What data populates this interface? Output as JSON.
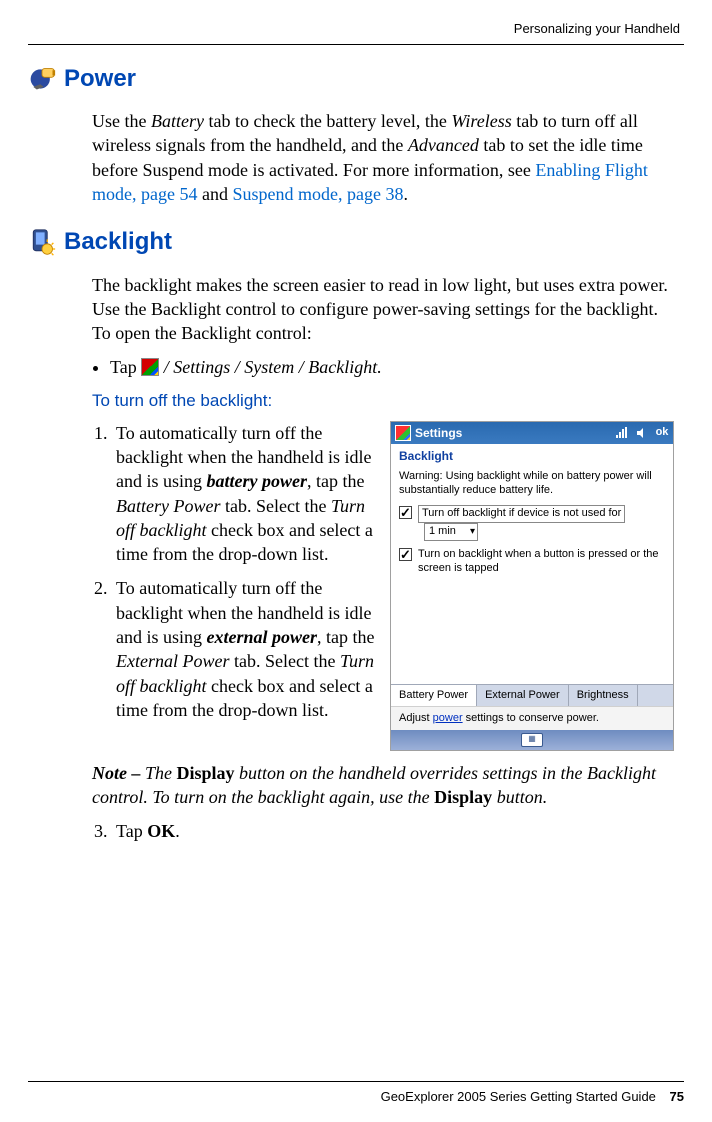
{
  "running_head": "Personalizing your Handheld",
  "sections": {
    "power": {
      "title": "Power",
      "body_pre": "Use the ",
      "i1": "Battery",
      "body_mid1": " tab to check the battery level, the ",
      "i2": "Wireless",
      "body_mid2": " tab to turn off all wireless signals from the handheld, and the ",
      "i3": "Advanced",
      "body_mid3": " tab to set the idle time before Suspend mode is activated. For more information, see ",
      "link1": "Enabling Flight mode, page 54",
      "body_and": " and ",
      "link2": "Suspend mode, page 38",
      "body_end": "."
    },
    "backlight": {
      "title": "Backlight",
      "intro": "The backlight makes the screen easier to read in low light, but uses extra power. Use the Backlight control to configure power-saving settings for the backlight. To open the Backlight control:",
      "bullet_pre": "Tap ",
      "bullet_post": " / Settings / System / Backlight.",
      "subhead": "To turn off the backlight:",
      "step1_pre": "To automatically turn off the backlight when the handheld is idle and is using ",
      "step1_bold": "battery power",
      "step1_mid": ", tap the ",
      "step1_i1": "Battery Power",
      "step1_mid2": " tab. Select the ",
      "step1_i2": "Turn off backlight",
      "step1_end": " check box and select a time from the drop-down list.",
      "step2_pre": "To automatically turn off the backlight when the handheld is idle and is using ",
      "step2_bold": "external power",
      "step2_mid": ", tap the ",
      "step2_i1": "External Power",
      "step2_mid2": " tab. Select the ",
      "step2_i2": "Turn off backlight",
      "step2_end": " check box and select a time from the drop-down list.",
      "note_pre": "Note – ",
      "note_body1": "The ",
      "note_bold1": "Display",
      "note_body2": " button on the handheld overrides settings in the Backlight control. To turn on the backlight again, use the ",
      "note_bold2": "Display",
      "note_body3": " button.",
      "step3_pre": "Tap ",
      "step3_bold": "OK",
      "step3_end": "."
    }
  },
  "screenshot": {
    "title": "Settings",
    "ok": "ok",
    "subtitle": "Backlight",
    "warn": "Warning: Using backlight while on battery power will substantially reduce battery life.",
    "check1": "Turn off backlight if device is not used for",
    "dropdown": "1 min",
    "check2": "Turn on backlight when a button is pressed or the screen is tapped",
    "tabs": [
      "Battery Power",
      "External Power",
      "Brightness"
    ],
    "footer_pre": "Adjust ",
    "footer_link": "power",
    "footer_post": " settings to conserve power."
  },
  "footer": {
    "text": "GeoExplorer 2005 Series Getting Started Guide",
    "page": "75"
  }
}
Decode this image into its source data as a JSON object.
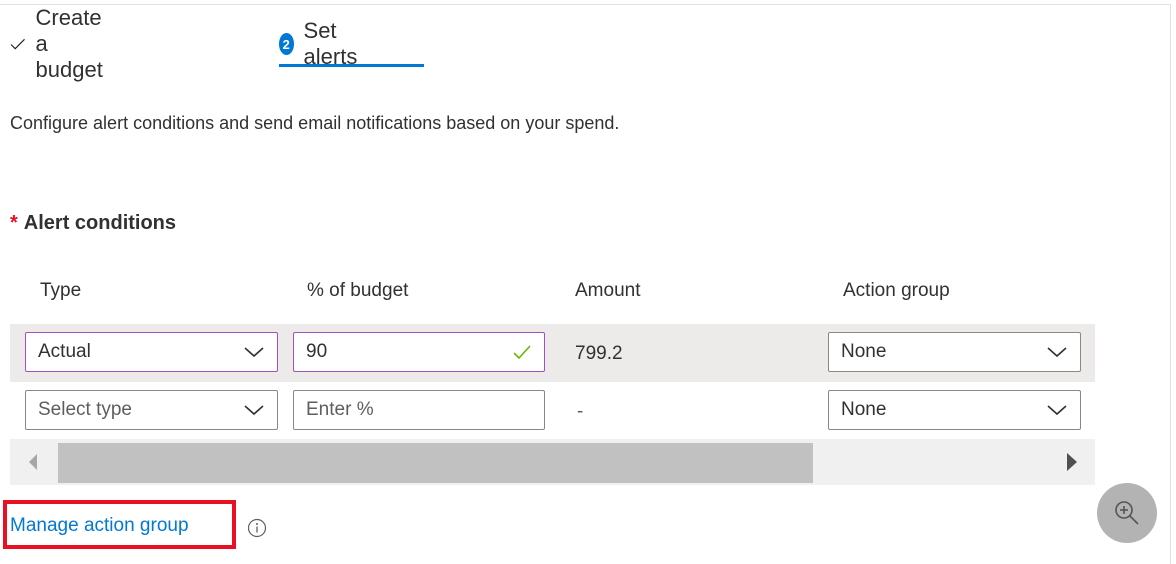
{
  "wizard": {
    "steps": [
      {
        "label": "Create a budget",
        "state": "completed",
        "icon": "check-icon"
      },
      {
        "number": "2",
        "label": "Set alerts",
        "state": "active"
      }
    ]
  },
  "description": "Configure alert conditions and send email notifications based on your spend.",
  "alert_conditions": {
    "title": "Alert conditions",
    "required_marker": "*",
    "columns": [
      "Type",
      "% of budget",
      "Amount",
      "Action group"
    ],
    "rows": [
      {
        "type": "Actual",
        "type_placeholder": "Select type",
        "percent": "90",
        "percent_placeholder": "Enter %",
        "percent_valid": true,
        "amount": "799.2",
        "action_group": "None"
      },
      {
        "type": "",
        "type_placeholder": "Select type",
        "percent": "",
        "percent_placeholder": "Enter %",
        "percent_valid": false,
        "amount": "-",
        "action_group": "None"
      }
    ]
  },
  "links": {
    "manage_action_group": "Manage action group"
  },
  "colors": {
    "accent": "#0078d4",
    "required": "#e81123",
    "valid_check": "#6bb700",
    "focus_border": "#a34fbf",
    "highlight_box": "#e81123"
  },
  "fab": {
    "icon": "zoom-in-icon"
  }
}
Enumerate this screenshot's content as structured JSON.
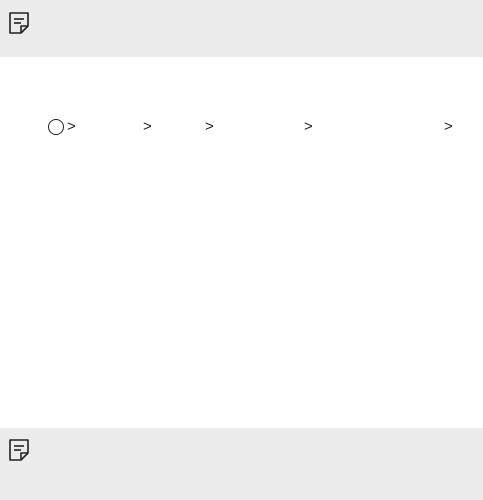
{
  "notes": {
    "top": {
      "icon": "note-icon"
    },
    "bottom": {
      "icon": "note-icon"
    }
  },
  "breadcrumb": {
    "home_icon": "circle-home-icon",
    "separators": [
      ">",
      ">",
      ">",
      ">",
      ">"
    ]
  }
}
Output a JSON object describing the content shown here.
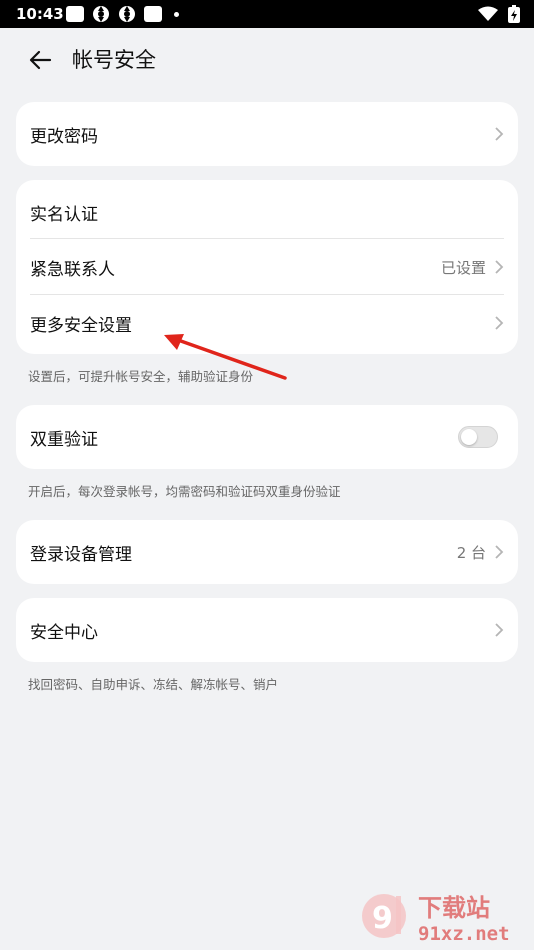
{
  "status_bar": {
    "time": "10:43"
  },
  "header": {
    "title": "帐号安全"
  },
  "groups": {
    "password": {
      "label": "更改密码"
    },
    "identity": {
      "real_name": "实名认证",
      "emergency_contact": "紧急联系人",
      "emergency_value": "已设置",
      "more_settings": "更多安全设置",
      "caption": "设置后，可提升帐号安全，辅助验证身份"
    },
    "two_factor": {
      "label": "双重验证",
      "enabled": false,
      "caption": "开启后，每次登录帐号，均需密码和验证码双重身份验证"
    },
    "devices": {
      "label": "登录设备管理",
      "value": "2 台"
    },
    "security_center": {
      "label": "安全中心",
      "caption": "找回密码、自助申诉、冻结、解冻帐号、销户"
    }
  },
  "watermark": {
    "text": "下载站",
    "url": "91xz.net"
  },
  "colors": {
    "background": "#f1f2f4",
    "card": "#ffffff",
    "annotation_arrow": "#e0251b"
  }
}
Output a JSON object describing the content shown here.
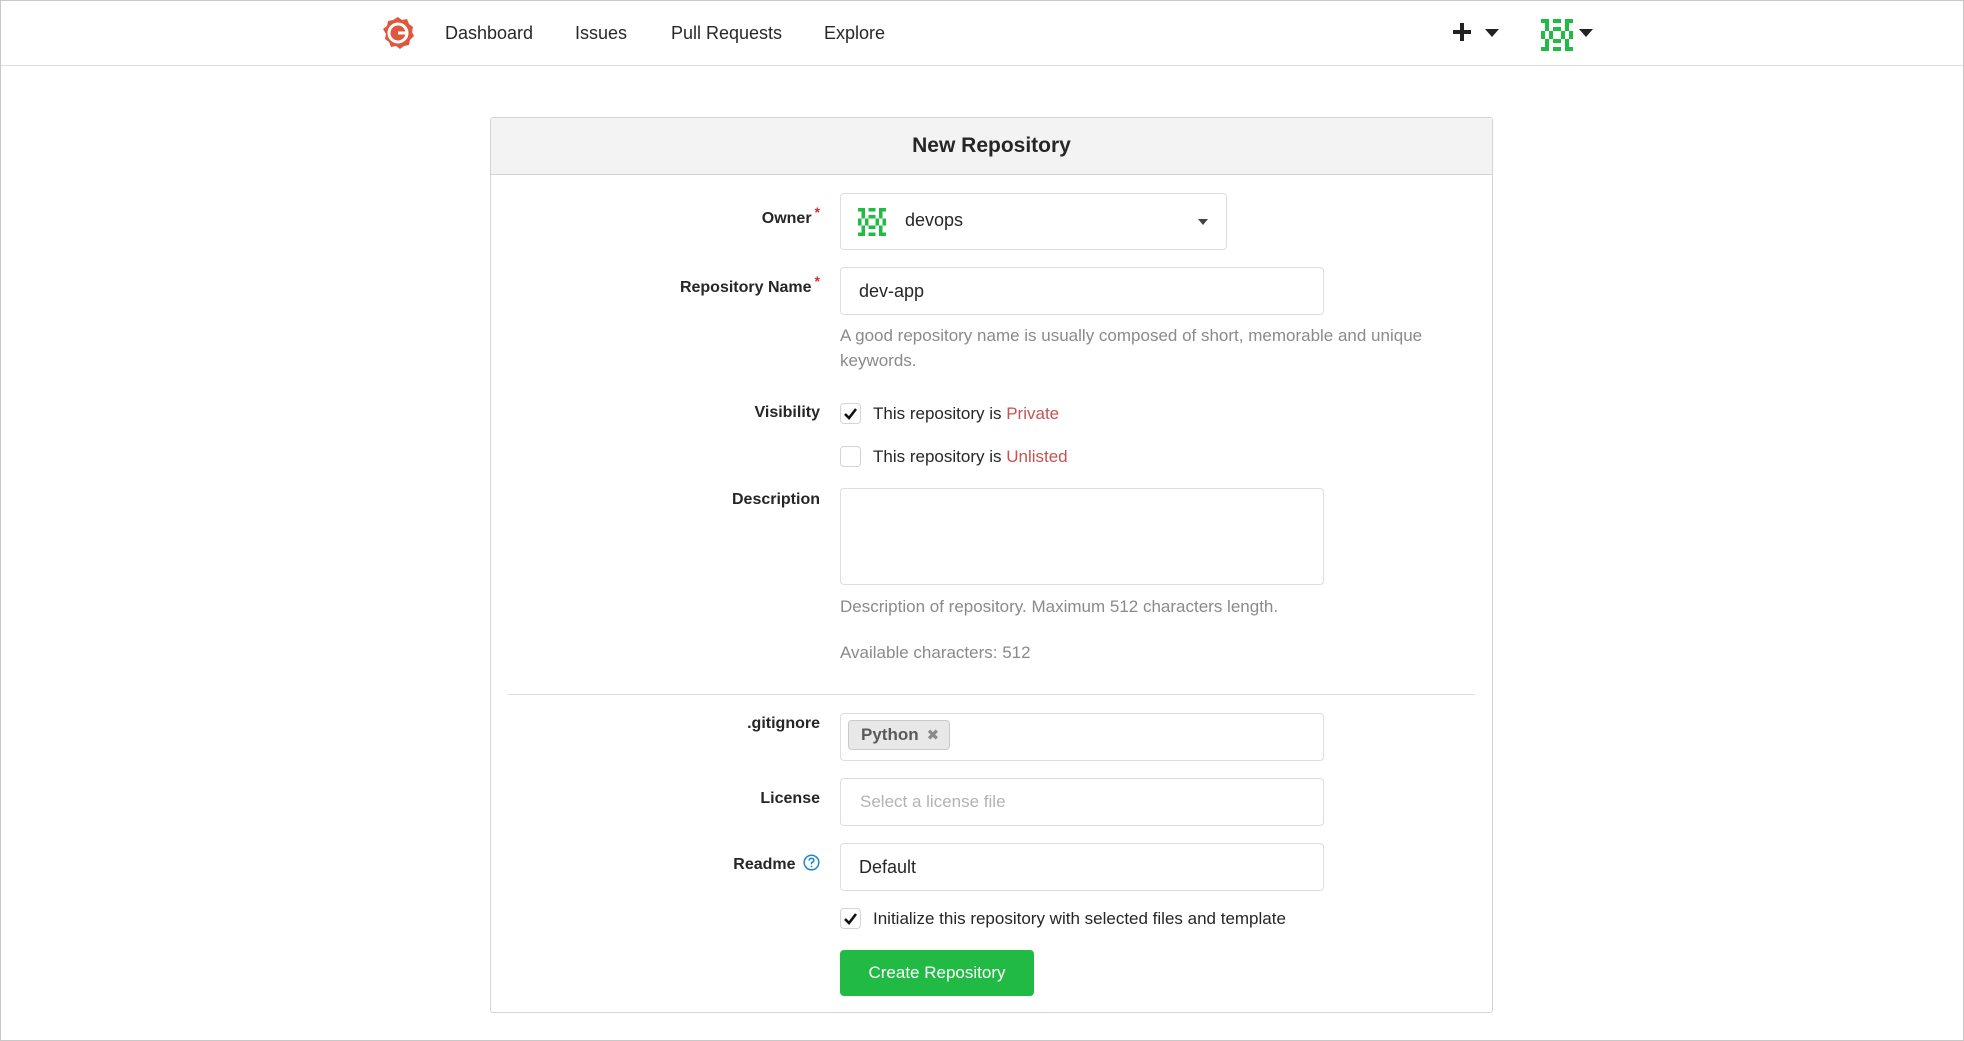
{
  "nav": {
    "items": [
      {
        "label": "Dashboard"
      },
      {
        "label": "Issues"
      },
      {
        "label": "Pull Requests"
      },
      {
        "label": "Explore"
      }
    ],
    "icons": {
      "logo": "gitea-logo-icon",
      "plus": "plus-icon",
      "caret": "caret-down-icon",
      "avatar": "user-avatar-icon"
    }
  },
  "colors": {
    "accent": "#c75252",
    "primary": "#21ba45",
    "required": "#db2828",
    "avatar": "#21ba45",
    "logo": "#e0573f"
  },
  "form": {
    "title": "New Repository",
    "owner": {
      "label": "Owner",
      "value": "devops"
    },
    "repo_name": {
      "label": "Repository Name",
      "value": "dev-app",
      "help": "A good repository name is usually composed of short, memorable and unique keywords."
    },
    "visibility": {
      "label": "Visibility",
      "private": {
        "prefix": "This repository is",
        "word": "Private",
        "checked": true
      },
      "unlisted": {
        "prefix": "This repository is",
        "word": "Unlisted",
        "checked": false
      }
    },
    "description": {
      "label": "Description",
      "value": "",
      "help": "Description of repository. Maximum 512 characters length.",
      "available": "Available characters: 512"
    },
    "gitignore": {
      "label": ".gitignore",
      "tags": [
        {
          "label": "Python"
        }
      ]
    },
    "license": {
      "label": "License",
      "placeholder": "Select a license file"
    },
    "readme": {
      "label": "Readme",
      "value": "Default"
    },
    "init": {
      "label": "Initialize this repository with selected files and template",
      "checked": true
    },
    "submit": {
      "label": "Create Repository"
    }
  }
}
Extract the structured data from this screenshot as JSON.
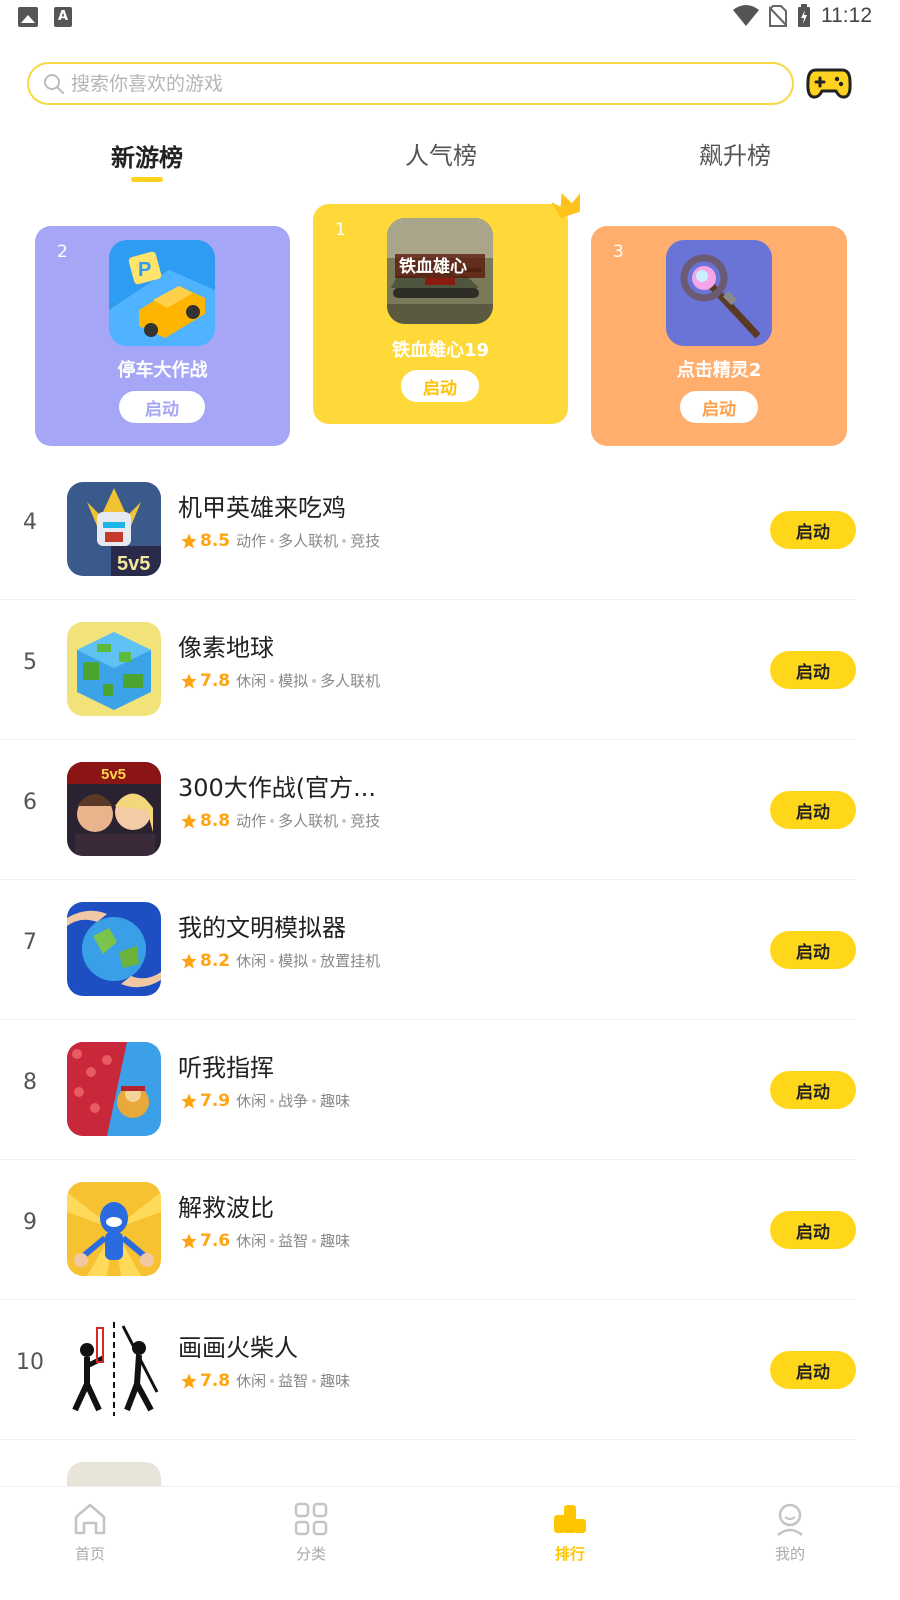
{
  "status_bar": {
    "time": "11:12"
  },
  "search": {
    "placeholder": "搜索你喜欢的游戏"
  },
  "tabs": [
    {
      "label": "新游榜",
      "active": true
    },
    {
      "label": "人气榜",
      "active": false
    },
    {
      "label": "飙升榜",
      "active": false
    }
  ],
  "podium": [
    {
      "rank": "1",
      "name": "铁血雄心19",
      "button": "启动",
      "color": "#FFD93A"
    },
    {
      "rank": "2",
      "name": "停车大作战",
      "button": "启动",
      "color": "#A5A6F6"
    },
    {
      "rank": "3",
      "name": "点击精灵2",
      "button": "启动",
      "color": "#FFAE6E"
    }
  ],
  "list": [
    {
      "rank": "4",
      "title": "机甲英雄来吃鸡",
      "score": "8.5",
      "tags": [
        "动作",
        "多人联机",
        "竞技"
      ],
      "button": "启动"
    },
    {
      "rank": "5",
      "title": "像素地球",
      "score": "7.8",
      "tags": [
        "休闲",
        "模拟",
        "多人联机"
      ],
      "button": "启动"
    },
    {
      "rank": "6",
      "title": "300大作战(官方...",
      "score": "8.8",
      "tags": [
        "动作",
        "多人联机",
        "竞技"
      ],
      "button": "启动"
    },
    {
      "rank": "7",
      "title": "我的文明模拟器",
      "score": "8.2",
      "tags": [
        "休闲",
        "模拟",
        "放置挂机"
      ],
      "button": "启动"
    },
    {
      "rank": "8",
      "title": "听我指挥",
      "score": "7.9",
      "tags": [
        "休闲",
        "战争",
        "趣味"
      ],
      "button": "启动"
    },
    {
      "rank": "9",
      "title": "解救波比",
      "score": "7.6",
      "tags": [
        "休闲",
        "益智",
        "趣味"
      ],
      "button": "启动"
    },
    {
      "rank": "10",
      "title": "画画火柴人",
      "score": "7.8",
      "tags": [
        "休闲",
        "益智",
        "趣味"
      ],
      "button": "启动"
    }
  ],
  "bottom_nav": [
    {
      "label": "首页",
      "icon": "home-icon",
      "active": false
    },
    {
      "label": "分类",
      "icon": "category-icon",
      "active": false
    },
    {
      "label": "排行",
      "icon": "ranking-icon",
      "active": true
    },
    {
      "label": "我的",
      "icon": "profile-icon",
      "active": false
    }
  ],
  "colors": {
    "accent": "#FFD71A",
    "score": "#FFA412",
    "search_border": "#F7D944"
  }
}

Given task:
Locate and copy each line in the data above that includes the word "Display".

Solution:
      "note_bold1": "Display",
      "note_bold2": "Display",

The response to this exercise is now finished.